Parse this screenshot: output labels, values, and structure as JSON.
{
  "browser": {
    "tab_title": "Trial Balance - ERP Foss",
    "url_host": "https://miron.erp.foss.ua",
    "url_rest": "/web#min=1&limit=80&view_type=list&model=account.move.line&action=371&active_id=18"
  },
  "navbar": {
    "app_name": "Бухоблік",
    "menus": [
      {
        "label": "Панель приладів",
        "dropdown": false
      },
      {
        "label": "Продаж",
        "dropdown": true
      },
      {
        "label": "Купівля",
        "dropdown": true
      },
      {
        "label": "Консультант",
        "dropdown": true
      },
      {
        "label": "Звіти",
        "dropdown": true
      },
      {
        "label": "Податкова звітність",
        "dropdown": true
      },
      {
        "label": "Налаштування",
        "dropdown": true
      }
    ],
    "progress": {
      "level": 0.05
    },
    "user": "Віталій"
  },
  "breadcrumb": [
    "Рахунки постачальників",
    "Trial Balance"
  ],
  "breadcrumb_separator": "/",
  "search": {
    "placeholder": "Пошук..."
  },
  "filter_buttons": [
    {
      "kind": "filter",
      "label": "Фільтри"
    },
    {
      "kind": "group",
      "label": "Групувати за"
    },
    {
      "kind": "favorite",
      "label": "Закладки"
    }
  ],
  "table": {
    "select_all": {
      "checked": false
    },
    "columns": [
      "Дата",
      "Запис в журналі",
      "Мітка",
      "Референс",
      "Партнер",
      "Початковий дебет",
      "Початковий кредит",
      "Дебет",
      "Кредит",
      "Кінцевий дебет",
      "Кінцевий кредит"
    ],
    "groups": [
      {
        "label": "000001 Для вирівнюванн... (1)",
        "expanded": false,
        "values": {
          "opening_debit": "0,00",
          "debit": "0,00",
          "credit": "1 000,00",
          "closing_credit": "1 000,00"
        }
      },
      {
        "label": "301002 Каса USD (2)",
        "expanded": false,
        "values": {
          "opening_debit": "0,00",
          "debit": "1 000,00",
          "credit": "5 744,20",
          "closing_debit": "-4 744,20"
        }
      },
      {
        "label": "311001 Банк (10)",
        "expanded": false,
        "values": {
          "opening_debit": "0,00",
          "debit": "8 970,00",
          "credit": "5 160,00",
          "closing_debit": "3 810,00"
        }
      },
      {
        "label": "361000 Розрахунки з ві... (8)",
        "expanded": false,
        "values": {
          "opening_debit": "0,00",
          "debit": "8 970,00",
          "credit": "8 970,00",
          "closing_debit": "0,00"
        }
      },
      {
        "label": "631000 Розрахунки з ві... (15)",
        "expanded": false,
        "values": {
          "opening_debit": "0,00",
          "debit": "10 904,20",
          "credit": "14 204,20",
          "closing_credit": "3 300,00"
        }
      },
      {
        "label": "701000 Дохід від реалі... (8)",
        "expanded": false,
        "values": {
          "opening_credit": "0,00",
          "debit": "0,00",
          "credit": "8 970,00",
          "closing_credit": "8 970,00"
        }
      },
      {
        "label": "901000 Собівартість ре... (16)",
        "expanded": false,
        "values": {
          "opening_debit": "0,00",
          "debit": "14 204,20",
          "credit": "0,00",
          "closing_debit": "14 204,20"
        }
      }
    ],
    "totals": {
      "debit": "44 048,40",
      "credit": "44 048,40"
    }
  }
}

Short problem: Retype every record above exactly as written.

Response to the task:
Parse this screenshot: output labels, values, and structure as JSON.
{
  "browser": {
    "tab_title": "Trial Balance - ERP Foss",
    "url_host": "https://miron.erp.foss.ua",
    "url_rest": "/web#min=1&limit=80&view_type=list&model=account.move.line&action=371&active_id=18"
  },
  "navbar": {
    "app_name": "Бухоблік",
    "menus": [
      {
        "label": "Панель приладів",
        "dropdown": false
      },
      {
        "label": "Продаж",
        "dropdown": true
      },
      {
        "label": "Купівля",
        "dropdown": true
      },
      {
        "label": "Консультант",
        "dropdown": true
      },
      {
        "label": "Звіти",
        "dropdown": true
      },
      {
        "label": "Податкова звітність",
        "dropdown": true
      },
      {
        "label": "Налаштування",
        "dropdown": true
      }
    ],
    "progress": {
      "level": 0.05
    },
    "user": "Віталій"
  },
  "breadcrumb": [
    "Рахунки постачальників",
    "Trial Balance"
  ],
  "breadcrumb_separator": "/",
  "search": {
    "placeholder": "Пошук..."
  },
  "filter_buttons": [
    {
      "kind": "filter",
      "label": "Фільтри"
    },
    {
      "kind": "group",
      "label": "Групувати за"
    },
    {
      "kind": "favorite",
      "label": "Закладки"
    }
  ],
  "table": {
    "select_all": {
      "checked": false
    },
    "columns": [
      "Дата",
      "Запис в журналі",
      "Мітка",
      "Референс",
      "Партнер",
      "Початковий дебет",
      "Початковий кредит",
      "Дебет",
      "Кредит",
      "Кінцевий дебет",
      "Кінцевий кредит"
    ],
    "groups": [
      {
        "label": "000001 Для вирівнюванн... (1)",
        "expanded": false,
        "values": {
          "opening_debit": "0,00",
          "debit": "0,00",
          "credit": "1 000,00",
          "closing_credit": "1 000,00"
        }
      },
      {
        "label": "301002 Каса USD (2)",
        "expanded": false,
        "values": {
          "opening_debit": "0,00",
          "debit": "1 000,00",
          "credit": "5 744,20",
          "closing_debit": "-4 744,20"
        }
      },
      {
        "label": "311001 Банк (10)",
        "expanded": false,
        "values": {
          "opening_debit": "0,00",
          "debit": "8 970,00",
          "credit": "5 160,00",
          "closing_debit": "3 810,00"
        }
      },
      {
        "label": "361000 Розрахунки з ві... (8)",
        "expanded": false,
        "values": {
          "opening_debit": "0,00",
          "debit": "8 970,00",
          "credit": "8 970,00",
          "closing_debit": "0,00"
        }
      },
      {
        "label": "631000 Розрахунки з ві... (15)",
        "expanded": false,
        "values": {
          "opening_debit": "0,00",
          "debit": "10 904,20",
          "credit": "14 204,20",
          "closing_credit": "3 300,00"
        }
      },
      {
        "label": "701000 Дохід від реалі... (8)",
        "expanded": false,
        "values": {
          "opening_credit": "0,00",
          "debit": "0,00",
          "credit": "8 970,00",
          "closing_credit": "8 970,00"
        }
      },
      {
        "label": "901000 Собівартість ре... (16)",
        "expanded": false,
        "values": {
          "opening_debit": "0,00",
          "debit": "14 204,20",
          "credit": "0,00",
          "closing_debit": "14 204,20"
        }
      }
    ],
    "totals": {
      "debit": "44 048,40",
      "credit": "44 048,40"
    }
  }
}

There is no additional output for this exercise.